Aim of the task: Lines containing "крупных" are to be counted. Give the number and nothing more.

Dataset listings of figures:
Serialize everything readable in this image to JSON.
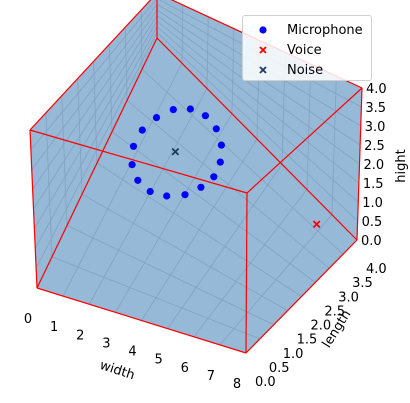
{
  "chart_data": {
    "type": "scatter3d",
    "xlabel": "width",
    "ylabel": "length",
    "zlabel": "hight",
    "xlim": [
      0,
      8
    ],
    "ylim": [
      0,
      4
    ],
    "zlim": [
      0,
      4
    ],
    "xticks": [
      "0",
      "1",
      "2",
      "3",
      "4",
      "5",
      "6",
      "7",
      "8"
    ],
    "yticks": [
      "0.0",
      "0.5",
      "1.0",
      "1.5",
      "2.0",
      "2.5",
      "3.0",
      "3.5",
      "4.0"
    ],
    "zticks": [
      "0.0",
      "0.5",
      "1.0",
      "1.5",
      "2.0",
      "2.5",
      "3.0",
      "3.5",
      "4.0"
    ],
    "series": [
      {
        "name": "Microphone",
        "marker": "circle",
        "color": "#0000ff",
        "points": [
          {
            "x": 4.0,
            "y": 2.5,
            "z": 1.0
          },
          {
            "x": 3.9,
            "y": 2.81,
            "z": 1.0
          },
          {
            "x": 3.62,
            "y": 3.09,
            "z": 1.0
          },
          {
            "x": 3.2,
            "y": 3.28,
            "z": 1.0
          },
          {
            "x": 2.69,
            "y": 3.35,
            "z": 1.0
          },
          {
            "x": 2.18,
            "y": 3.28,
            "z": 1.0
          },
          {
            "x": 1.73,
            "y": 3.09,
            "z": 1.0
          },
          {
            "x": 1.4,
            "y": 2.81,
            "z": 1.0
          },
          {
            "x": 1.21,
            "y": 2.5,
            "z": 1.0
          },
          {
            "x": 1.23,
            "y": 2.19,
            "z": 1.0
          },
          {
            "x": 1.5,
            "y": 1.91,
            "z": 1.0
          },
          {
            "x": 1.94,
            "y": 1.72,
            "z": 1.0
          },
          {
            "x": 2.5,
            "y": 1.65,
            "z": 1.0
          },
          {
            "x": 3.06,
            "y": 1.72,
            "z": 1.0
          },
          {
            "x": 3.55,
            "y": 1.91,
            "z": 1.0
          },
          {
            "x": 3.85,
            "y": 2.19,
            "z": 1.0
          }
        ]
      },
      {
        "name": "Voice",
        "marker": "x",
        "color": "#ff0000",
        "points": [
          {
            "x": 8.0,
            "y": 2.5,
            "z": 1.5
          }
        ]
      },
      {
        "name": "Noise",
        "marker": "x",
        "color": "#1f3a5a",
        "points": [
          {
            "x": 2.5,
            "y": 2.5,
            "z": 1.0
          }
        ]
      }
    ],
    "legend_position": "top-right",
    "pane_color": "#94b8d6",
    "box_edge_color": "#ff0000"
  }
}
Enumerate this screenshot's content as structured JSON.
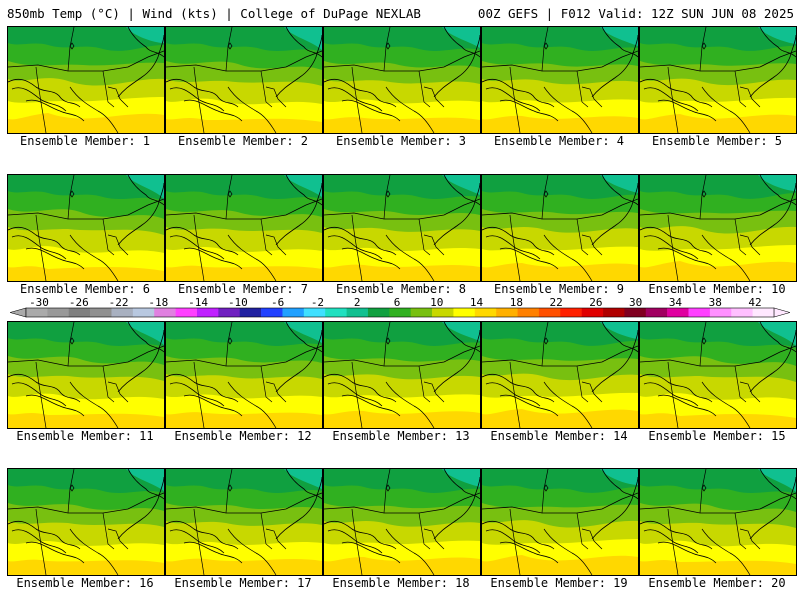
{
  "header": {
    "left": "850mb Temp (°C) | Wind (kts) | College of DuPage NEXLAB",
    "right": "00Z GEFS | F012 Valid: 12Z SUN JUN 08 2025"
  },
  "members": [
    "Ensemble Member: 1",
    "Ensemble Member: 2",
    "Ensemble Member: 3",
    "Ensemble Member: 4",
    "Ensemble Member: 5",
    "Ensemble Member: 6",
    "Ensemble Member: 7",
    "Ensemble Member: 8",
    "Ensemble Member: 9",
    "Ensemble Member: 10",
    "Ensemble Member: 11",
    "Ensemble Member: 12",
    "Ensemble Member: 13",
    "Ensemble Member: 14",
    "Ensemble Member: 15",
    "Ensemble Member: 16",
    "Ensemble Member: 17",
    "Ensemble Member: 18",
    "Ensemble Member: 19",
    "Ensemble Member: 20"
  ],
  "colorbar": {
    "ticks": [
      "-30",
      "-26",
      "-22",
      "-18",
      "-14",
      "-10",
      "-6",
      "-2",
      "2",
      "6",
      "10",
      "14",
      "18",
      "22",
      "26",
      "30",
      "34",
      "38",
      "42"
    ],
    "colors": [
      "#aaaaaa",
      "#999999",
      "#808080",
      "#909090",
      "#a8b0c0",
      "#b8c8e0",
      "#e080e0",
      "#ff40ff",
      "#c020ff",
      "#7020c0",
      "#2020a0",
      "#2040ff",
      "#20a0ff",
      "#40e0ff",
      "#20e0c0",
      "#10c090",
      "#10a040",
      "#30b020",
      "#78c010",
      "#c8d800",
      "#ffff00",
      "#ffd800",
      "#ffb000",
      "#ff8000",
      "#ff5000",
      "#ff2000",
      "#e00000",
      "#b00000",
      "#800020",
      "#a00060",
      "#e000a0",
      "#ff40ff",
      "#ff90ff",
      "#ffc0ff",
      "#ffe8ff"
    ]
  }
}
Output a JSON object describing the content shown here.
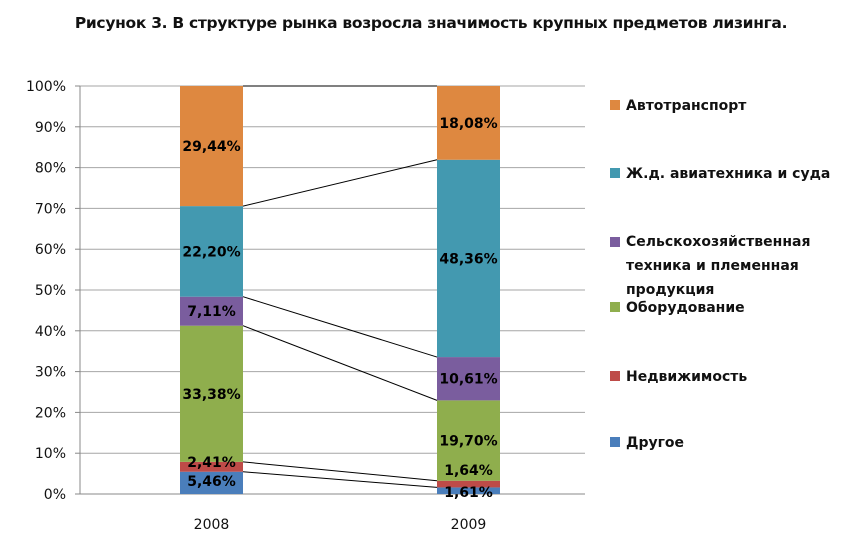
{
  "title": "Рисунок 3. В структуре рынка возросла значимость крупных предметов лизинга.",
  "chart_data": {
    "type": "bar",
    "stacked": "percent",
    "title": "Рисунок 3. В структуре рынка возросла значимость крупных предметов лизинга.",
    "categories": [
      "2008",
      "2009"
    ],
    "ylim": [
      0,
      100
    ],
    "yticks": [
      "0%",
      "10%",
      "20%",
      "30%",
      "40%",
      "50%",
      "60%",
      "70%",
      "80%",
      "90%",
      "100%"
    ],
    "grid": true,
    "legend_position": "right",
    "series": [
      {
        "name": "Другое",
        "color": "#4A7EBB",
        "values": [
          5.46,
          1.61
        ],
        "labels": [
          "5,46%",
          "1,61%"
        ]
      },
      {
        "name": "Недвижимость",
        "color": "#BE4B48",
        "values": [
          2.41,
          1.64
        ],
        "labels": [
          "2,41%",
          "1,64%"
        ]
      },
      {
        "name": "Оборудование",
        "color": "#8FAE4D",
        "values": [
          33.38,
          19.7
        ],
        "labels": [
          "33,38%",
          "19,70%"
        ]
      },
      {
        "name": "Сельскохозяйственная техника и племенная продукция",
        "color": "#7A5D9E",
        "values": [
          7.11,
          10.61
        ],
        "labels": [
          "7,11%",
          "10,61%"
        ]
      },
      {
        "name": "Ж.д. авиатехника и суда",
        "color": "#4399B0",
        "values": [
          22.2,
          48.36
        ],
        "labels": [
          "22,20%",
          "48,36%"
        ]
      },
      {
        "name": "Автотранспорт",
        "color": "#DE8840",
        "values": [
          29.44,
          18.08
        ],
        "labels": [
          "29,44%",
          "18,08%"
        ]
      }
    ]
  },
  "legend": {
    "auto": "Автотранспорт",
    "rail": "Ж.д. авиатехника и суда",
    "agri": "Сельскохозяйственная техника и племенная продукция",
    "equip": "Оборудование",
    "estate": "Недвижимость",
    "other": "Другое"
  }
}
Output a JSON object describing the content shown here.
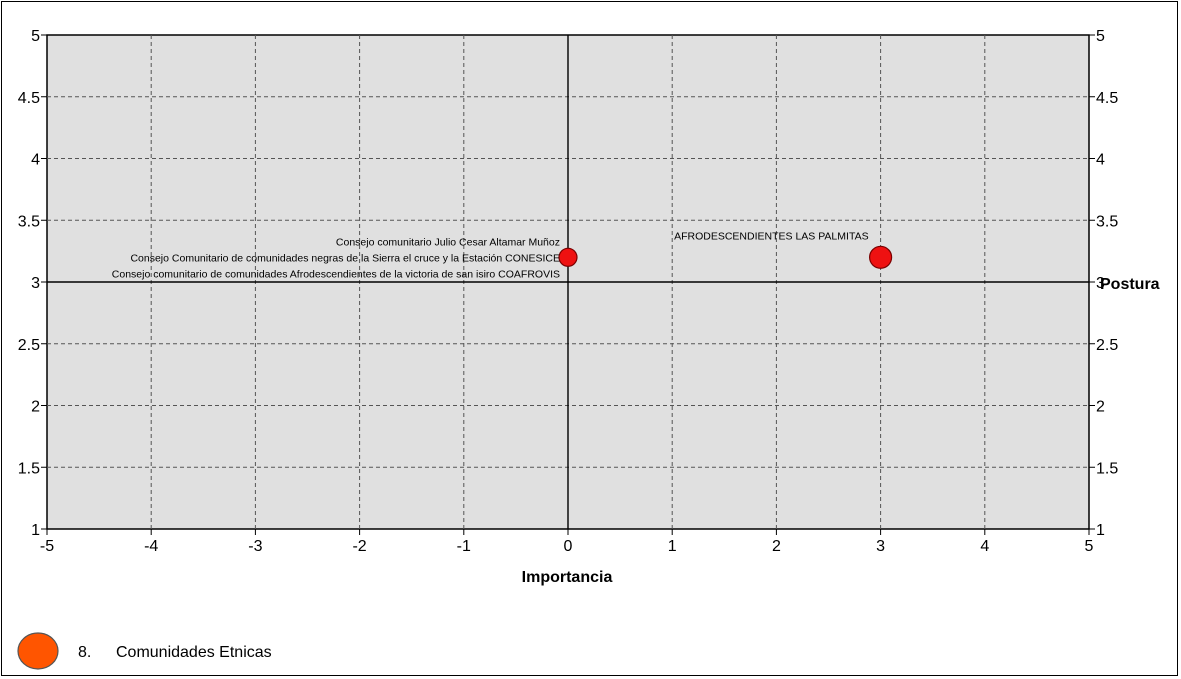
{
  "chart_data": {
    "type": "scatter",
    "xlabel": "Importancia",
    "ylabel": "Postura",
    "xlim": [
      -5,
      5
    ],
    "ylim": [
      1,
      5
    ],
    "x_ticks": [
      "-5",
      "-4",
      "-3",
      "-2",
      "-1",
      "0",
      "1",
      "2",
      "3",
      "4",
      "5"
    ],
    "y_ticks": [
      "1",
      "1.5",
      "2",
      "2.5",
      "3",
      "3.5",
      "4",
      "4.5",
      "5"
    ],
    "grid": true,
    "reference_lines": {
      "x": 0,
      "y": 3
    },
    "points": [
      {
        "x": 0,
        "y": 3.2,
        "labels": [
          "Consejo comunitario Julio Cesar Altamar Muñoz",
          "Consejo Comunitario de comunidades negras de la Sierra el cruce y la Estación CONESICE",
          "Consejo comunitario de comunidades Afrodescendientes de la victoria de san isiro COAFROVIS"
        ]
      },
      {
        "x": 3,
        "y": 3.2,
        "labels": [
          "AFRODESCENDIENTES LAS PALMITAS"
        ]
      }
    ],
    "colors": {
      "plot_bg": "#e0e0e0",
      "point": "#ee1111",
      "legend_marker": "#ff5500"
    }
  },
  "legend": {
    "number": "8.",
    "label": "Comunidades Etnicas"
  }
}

Problem solution: 2